EXERCISE BRIEF »
Print all records exactly, leaving nothing out.

===== AVAILABLE DATA

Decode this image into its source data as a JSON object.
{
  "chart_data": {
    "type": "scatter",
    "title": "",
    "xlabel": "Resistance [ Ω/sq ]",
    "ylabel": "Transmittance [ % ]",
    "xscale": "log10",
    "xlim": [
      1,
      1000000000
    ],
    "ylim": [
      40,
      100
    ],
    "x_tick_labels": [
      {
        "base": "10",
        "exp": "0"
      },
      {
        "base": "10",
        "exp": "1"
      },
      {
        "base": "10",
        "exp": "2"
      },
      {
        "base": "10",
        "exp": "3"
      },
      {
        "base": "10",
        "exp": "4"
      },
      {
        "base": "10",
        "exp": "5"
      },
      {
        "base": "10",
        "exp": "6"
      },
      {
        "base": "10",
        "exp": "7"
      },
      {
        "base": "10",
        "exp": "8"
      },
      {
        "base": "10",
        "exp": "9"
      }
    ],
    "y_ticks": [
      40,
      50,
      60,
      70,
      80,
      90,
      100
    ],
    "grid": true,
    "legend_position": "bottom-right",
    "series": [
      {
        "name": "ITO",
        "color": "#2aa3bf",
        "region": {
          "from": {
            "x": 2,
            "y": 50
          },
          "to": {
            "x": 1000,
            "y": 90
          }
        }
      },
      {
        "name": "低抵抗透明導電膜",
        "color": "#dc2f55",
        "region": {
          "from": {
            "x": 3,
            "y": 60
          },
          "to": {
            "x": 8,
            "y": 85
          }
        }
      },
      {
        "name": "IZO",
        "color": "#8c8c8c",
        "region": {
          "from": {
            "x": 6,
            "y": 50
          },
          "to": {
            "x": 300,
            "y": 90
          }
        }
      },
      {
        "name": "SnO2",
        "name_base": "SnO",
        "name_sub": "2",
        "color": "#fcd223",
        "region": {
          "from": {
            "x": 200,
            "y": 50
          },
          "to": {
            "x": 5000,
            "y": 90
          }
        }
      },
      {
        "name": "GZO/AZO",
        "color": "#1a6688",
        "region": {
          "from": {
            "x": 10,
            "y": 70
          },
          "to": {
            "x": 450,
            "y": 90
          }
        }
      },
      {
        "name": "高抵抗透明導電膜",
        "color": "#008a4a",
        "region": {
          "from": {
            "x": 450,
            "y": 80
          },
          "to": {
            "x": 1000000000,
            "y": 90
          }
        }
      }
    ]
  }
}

==========

RESULT OF THE EXERCISE »
Decode this image into its source data as a JSON object.
{
  "chart_data": {
    "type": "scatter",
    "title": "",
    "xlabel": "Resistance [ Ω/sq ]",
    "ylabel": "Transmittance [ % ]",
    "xscale": "log10",
    "xlim": [
      1,
      1000000000
    ],
    "ylim": [
      40,
      100
    ],
    "x_tick_labels": [
      {
        "base": "10",
        "exp": "0"
      },
      {
        "base": "10",
        "exp": "1"
      },
      {
        "base": "10",
        "exp": "2"
      },
      {
        "base": "10",
        "exp": "3"
      },
      {
        "base": "10",
        "exp": "4"
      },
      {
        "base": "10",
        "exp": "5"
      },
      {
        "base": "10",
        "exp": "6"
      },
      {
        "base": "10",
        "exp": "7"
      },
      {
        "base": "10",
        "exp": "8"
      },
      {
        "base": "10",
        "exp": "9"
      }
    ],
    "y_ticks": [
      40,
      50,
      60,
      70,
      80,
      90,
      100
    ],
    "grid": true,
    "legend_position": "bottom-right",
    "series": [
      {
        "name": "ITO",
        "color": "#2aa3bf",
        "region": {
          "from": {
            "x": 2,
            "y": 50
          },
          "to": {
            "x": 1000,
            "y": 90
          }
        }
      },
      {
        "name": "低抵抗透明導電膜",
        "color": "#dc2f55",
        "region": {
          "from": {
            "x": 3,
            "y": 60
          },
          "to": {
            "x": 8,
            "y": 85
          }
        }
      },
      {
        "name": "IZO",
        "color": "#8c8c8c",
        "region": {
          "from": {
            "x": 6,
            "y": 50
          },
          "to": {
            "x": 300,
            "y": 90
          }
        }
      },
      {
        "name": "SnO2",
        "name_base": "SnO",
        "name_sub": "2",
        "color": "#fcd223",
        "region": {
          "from": {
            "x": 200,
            "y": 50
          },
          "to": {
            "x": 5000,
            "y": 90
          }
        }
      },
      {
        "name": "GZO/AZO",
        "color": "#1a6688",
        "region": {
          "from": {
            "x": 10,
            "y": 70
          },
          "to": {
            "x": 450,
            "y": 90
          }
        }
      },
      {
        "name": "高抵抗透明導電膜",
        "color": "#008a4a",
        "region": {
          "from": {
            "x": 450,
            "y": 80
          },
          "to": {
            "x": 1000000000,
            "y": 90
          }
        }
      }
    ]
  }
}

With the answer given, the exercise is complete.